Exercise goal: Send back all the data below, exactly as given.

* begin Raw data *

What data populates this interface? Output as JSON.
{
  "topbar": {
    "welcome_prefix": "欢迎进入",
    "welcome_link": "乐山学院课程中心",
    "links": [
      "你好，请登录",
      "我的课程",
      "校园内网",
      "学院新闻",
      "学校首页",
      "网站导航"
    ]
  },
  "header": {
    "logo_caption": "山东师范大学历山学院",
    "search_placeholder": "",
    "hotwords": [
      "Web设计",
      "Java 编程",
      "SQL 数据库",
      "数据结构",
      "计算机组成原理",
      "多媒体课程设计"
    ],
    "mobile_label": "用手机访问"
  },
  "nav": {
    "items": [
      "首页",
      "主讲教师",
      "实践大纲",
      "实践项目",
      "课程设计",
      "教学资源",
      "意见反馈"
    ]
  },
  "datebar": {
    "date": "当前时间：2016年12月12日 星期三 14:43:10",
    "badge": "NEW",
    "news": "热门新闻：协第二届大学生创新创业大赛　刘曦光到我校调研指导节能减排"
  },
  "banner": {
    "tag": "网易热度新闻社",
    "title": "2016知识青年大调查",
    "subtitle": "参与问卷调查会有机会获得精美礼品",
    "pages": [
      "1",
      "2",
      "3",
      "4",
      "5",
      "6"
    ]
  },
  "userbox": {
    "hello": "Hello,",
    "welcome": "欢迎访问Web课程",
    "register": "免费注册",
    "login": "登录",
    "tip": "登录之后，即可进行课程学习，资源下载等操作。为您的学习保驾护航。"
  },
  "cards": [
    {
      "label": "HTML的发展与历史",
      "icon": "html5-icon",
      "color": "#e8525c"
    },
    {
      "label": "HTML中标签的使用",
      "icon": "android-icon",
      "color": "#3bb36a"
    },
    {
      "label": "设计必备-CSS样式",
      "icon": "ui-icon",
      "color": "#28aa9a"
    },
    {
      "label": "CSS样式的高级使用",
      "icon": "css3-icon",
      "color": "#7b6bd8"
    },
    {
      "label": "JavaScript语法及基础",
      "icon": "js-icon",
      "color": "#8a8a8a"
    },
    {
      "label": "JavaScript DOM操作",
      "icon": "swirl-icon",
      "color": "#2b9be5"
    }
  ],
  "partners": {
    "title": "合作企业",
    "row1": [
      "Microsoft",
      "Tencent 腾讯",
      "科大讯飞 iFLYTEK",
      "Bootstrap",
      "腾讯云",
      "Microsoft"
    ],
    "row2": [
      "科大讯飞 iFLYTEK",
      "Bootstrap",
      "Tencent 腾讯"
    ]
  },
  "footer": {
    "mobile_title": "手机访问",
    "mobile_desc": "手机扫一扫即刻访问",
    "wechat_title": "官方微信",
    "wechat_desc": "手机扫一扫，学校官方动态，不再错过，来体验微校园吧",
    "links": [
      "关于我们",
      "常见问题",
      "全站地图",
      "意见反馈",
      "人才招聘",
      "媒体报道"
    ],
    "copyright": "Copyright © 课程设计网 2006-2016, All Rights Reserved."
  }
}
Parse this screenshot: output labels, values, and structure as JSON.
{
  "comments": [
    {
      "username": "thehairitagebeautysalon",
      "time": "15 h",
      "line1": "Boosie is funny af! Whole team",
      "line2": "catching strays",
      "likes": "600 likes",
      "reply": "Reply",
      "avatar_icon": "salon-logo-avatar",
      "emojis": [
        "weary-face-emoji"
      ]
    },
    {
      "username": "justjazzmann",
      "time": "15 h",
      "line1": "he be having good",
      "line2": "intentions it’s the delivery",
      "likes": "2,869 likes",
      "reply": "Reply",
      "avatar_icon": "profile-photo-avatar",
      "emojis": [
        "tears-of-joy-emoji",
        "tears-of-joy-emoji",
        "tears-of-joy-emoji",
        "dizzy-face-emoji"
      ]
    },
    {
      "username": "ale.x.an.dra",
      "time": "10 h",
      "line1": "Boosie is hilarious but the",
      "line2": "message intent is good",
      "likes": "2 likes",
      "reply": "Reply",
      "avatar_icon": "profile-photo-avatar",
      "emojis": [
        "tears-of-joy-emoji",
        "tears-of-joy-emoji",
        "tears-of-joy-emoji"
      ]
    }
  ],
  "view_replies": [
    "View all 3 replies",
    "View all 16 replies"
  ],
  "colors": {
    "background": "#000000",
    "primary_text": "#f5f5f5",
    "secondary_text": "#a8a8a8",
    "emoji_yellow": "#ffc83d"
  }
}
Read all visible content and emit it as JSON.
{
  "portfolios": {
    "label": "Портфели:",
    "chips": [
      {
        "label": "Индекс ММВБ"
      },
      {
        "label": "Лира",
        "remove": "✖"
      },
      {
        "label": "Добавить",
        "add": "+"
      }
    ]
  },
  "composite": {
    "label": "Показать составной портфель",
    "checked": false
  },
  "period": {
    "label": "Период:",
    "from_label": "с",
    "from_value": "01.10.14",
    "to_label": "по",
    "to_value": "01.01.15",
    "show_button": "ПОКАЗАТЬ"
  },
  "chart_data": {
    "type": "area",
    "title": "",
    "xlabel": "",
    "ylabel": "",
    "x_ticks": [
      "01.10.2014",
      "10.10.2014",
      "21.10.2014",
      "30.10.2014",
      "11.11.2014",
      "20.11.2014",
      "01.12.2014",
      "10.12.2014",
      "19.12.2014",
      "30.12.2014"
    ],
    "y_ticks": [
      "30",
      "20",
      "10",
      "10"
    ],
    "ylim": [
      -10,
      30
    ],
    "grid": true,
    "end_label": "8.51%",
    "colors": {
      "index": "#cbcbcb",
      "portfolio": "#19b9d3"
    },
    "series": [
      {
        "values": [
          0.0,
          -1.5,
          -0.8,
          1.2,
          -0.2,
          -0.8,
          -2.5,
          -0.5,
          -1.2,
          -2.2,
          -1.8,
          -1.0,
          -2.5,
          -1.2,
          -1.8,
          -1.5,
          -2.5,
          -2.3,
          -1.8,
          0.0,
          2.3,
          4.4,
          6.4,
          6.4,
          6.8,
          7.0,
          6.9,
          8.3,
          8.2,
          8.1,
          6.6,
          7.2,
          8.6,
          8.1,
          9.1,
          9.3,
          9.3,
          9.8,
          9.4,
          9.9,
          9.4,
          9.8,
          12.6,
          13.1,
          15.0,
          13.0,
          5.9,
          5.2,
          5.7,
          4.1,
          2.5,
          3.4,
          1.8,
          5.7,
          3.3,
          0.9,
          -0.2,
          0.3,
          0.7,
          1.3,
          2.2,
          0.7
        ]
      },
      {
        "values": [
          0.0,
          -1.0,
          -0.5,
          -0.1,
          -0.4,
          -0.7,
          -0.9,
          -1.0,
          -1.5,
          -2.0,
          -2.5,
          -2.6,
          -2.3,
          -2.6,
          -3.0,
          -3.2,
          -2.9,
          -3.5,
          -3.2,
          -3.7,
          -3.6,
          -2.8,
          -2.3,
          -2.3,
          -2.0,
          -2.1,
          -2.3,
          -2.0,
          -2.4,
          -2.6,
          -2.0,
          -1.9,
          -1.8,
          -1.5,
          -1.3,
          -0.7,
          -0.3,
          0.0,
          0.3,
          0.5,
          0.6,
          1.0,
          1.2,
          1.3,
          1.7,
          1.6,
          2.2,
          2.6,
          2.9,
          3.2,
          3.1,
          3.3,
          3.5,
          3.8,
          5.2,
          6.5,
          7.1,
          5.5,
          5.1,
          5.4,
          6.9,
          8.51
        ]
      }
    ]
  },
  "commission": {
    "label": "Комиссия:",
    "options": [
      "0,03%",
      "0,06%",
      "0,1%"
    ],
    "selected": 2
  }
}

* end Raw data *

Solution to this problem:
What data populates this interface? Output as JSON.
{
  "topbar": {
    "welcome_prefix": "欢迎进入",
    "welcome_link": "乐山学院课程中心",
    "links": [
      "你好，请登录",
      "我的课程",
      "校园内网",
      "学院新闻",
      "学校首页",
      "网站导航"
    ]
  },
  "header": {
    "logo_caption": "山东师范大学历山学院",
    "search_placeholder": "",
    "hotwords": [
      "Web设计",
      "Java 编程",
      "SQL 数据库",
      "数据结构",
      "计算机组成原理",
      "多媒体课程设计"
    ],
    "mobile_label": "用手机访问"
  },
  "nav": {
    "items": [
      "首页",
      "主讲教师",
      "实践大纲",
      "实践项目",
      "课程设计",
      "教学资源",
      "意见反馈"
    ]
  },
  "datebar": {
    "date": "当前时间：2016年12月12日 星期三 14:43:10",
    "badge": "NEW",
    "news": "热门新闻：协第二届大学生创新创业大赛　刘曦光到我校调研指导节能减排"
  },
  "banner": {
    "tag": "网易热度新闻社",
    "title": "2016知识青年大调查",
    "subtitle": "参与问卷调查会有机会获得精美礼品",
    "pages": [
      "1",
      "2",
      "3",
      "4",
      "5",
      "6"
    ]
  },
  "userbox": {
    "hello": "Hello,",
    "welcome": "欢迎访问Web课程",
    "register": "免费注册",
    "login": "登录",
    "tip": "登录之后，即可进行课程学习，资源下载等操作。为您的学习保驾护航。"
  },
  "cards": [
    {
      "label": "HTML的发展与历史",
      "icon": "html5-icon",
      "color": "#e8525c"
    },
    {
      "label": "HTML中标签的使用",
      "icon": "android-icon",
      "color": "#3bb36a"
    },
    {
      "label": "设计必备-CSS样式",
      "icon": "ui-icon",
      "color": "#28aa9a"
    },
    {
      "label": "CSS样式的高级使用",
      "icon": "css3-icon",
      "color": "#7b6bd8"
    },
    {
      "label": "JavaScript语法及基础",
      "icon": "js-icon",
      "color": "#8a8a8a"
    },
    {
      "label": "JavaScript DOM操作",
      "icon": "swirl-icon",
      "color": "#2b9be5"
    }
  ],
  "partners": {
    "title": "合作企业",
    "row1": [
      "Microsoft",
      "Tencent 腾讯",
      "科大讯飞 iFLYTEK",
      "Bootstrap",
      "腾讯云",
      "Microsoft"
    ],
    "row2": [
      "科大讯飞 iFLYTEK",
      "Bootstrap",
      "Tencent 腾讯"
    ]
  },
  "footer": {
    "mobile_title": "手机访问",
    "mobile_desc": "手机扫一扫即刻访问",
    "wechat_title": "官方微信",
    "wechat_desc": "手机扫一扫，学校官方动态，不再错过，来体验微校园吧",
    "links": [
      "关于我们",
      "常见问题",
      "全站地图",
      "意见反馈",
      "人才招聘",
      "媒体报道"
    ],
    "copyright": "Copyright © 课程设计网 2006-2016, All Rights Reserved."
  }
}
Parse this screenshot: output labels, values, and structure as JSON.
{
  "comments": [
    {
      "username": "thehairitagebeautysalon",
      "time": "15 h",
      "line1": "Boosie is funny af! Whole team",
      "line2": "catching strays",
      "likes": "600 likes",
      "reply": "Reply",
      "avatar_icon": "salon-logo-avatar",
      "emojis": [
        "weary-face-emoji"
      ]
    },
    {
      "username": "justjazzmann",
      "time": "15 h",
      "line1": "he be having good",
      "line2": "intentions it’s the delivery",
      "likes": "2,869 likes",
      "reply": "Reply",
      "avatar_icon": "profile-photo-avatar",
      "emojis": [
        "tears-of-joy-emoji",
        "tears-of-joy-emoji",
        "tears-of-joy-emoji",
        "dizzy-face-emoji"
      ]
    },
    {
      "username": "ale.x.an.dra",
      "time": "10 h",
      "line1": "Boosie is hilarious but the",
      "line2": "message intent is good",
      "likes": "2 likes",
      "reply": "Reply",
      "avatar_icon": "profile-photo-avatar",
      "emojis": [
        "tears-of-joy-emoji",
        "tears-of-joy-emoji",
        "tears-of-joy-emoji"
      ]
    }
  ],
  "view_replies": [
    "View all 3 replies",
    "View all 16 replies"
  ],
  "colors": {
    "background": "#000000",
    "primary_text": "#f5f5f5",
    "secondary_text": "#a8a8a8",
    "emoji_yellow": "#ffc83d"
  }
}
Read all visible content and emit it as JSON.
{
  "portfolios": {
    "label": "Портфели:",
    "chips": [
      {
        "label": "Индекс ММВБ"
      },
      {
        "label": "Лира",
        "remove": "✖"
      },
      {
        "label": "Добавить",
        "add": "+"
      }
    ]
  },
  "composite": {
    "label": "Показать составной портфель",
    "checked": false
  },
  "period": {
    "label": "Период:",
    "from_label": "с",
    "from_value": "01.10.14",
    "to_label": "по",
    "to_value": "01.01.15",
    "show_button": "ПОКАЗАТЬ"
  },
  "chart_data": {
    "type": "area",
    "title": "",
    "xlabel": "",
    "ylabel": "",
    "x_ticks": [
      "01.10.2014",
      "10.10.2014",
      "21.10.2014",
      "30.10.2014",
      "11.11.2014",
      "20.11.2014",
      "01.12.2014",
      "10.12.2014",
      "19.12.2014",
      "30.12.2014"
    ],
    "y_ticks": [
      "30",
      "20",
      "10",
      "10"
    ],
    "ylim": [
      -10,
      30
    ],
    "grid": true,
    "end_label": "8.51%",
    "colors": {
      "index": "#cbcbcb",
      "portfolio": "#19b9d3"
    },
    "series": [
      {
        "values": [
          0.0,
          -1.5,
          -0.8,
          1.2,
          -0.2,
          -0.8,
          -2.5,
          -0.5,
          -1.2,
          -2.2,
          -1.8,
          -1.0,
          -2.5,
          -1.2,
          -1.8,
          -1.5,
          -2.5,
          -2.3,
          -1.8,
          0.0,
          2.3,
          4.4,
          6.4,
          6.4,
          6.8,
          7.0,
          6.9,
          8.3,
          8.2,
          8.1,
          6.6,
          7.2,
          8.6,
          8.1,
          9.1,
          9.3,
          9.3,
          9.8,
          9.4,
          9.9,
          9.4,
          9.8,
          12.6,
          13.1,
          15.0,
          13.0,
          5.9,
          5.2,
          5.7,
          4.1,
          2.5,
          3.4,
          1.8,
          5.7,
          3.3,
          0.9,
          -0.2,
          0.3,
          0.7,
          1.3,
          2.2,
          0.7
        ]
      },
      {
        "values": [
          0.0,
          -1.0,
          -0.5,
          -0.1,
          -0.4,
          -0.7,
          -0.9,
          -1.0,
          -1.5,
          -2.0,
          -2.5,
          -2.6,
          -2.3,
          -2.6,
          -3.0,
          -3.2,
          -2.9,
          -3.5,
          -3.2,
          -3.7,
          -3.6,
          -2.8,
          -2.3,
          -2.3,
          -2.0,
          -2.1,
          -2.3,
          -2.0,
          -2.4,
          -2.6,
          -2.0,
          -1.9,
          -1.8,
          -1.5,
          -1.3,
          -0.7,
          -0.3,
          0.0,
          0.3,
          0.5,
          0.6,
          1.0,
          1.2,
          1.3,
          1.7,
          1.6,
          2.2,
          2.6,
          2.9,
          3.2,
          3.1,
          3.3,
          3.5,
          3.8,
          5.2,
          6.5,
          7.1,
          5.5,
          5.1,
          5.4,
          6.9,
          8.51
        ]
      }
    ]
  },
  "commission": {
    "label": "Комиссия:",
    "options": [
      "0,03%",
      "0,06%",
      "0,1%"
    ],
    "selected": 2
  }
}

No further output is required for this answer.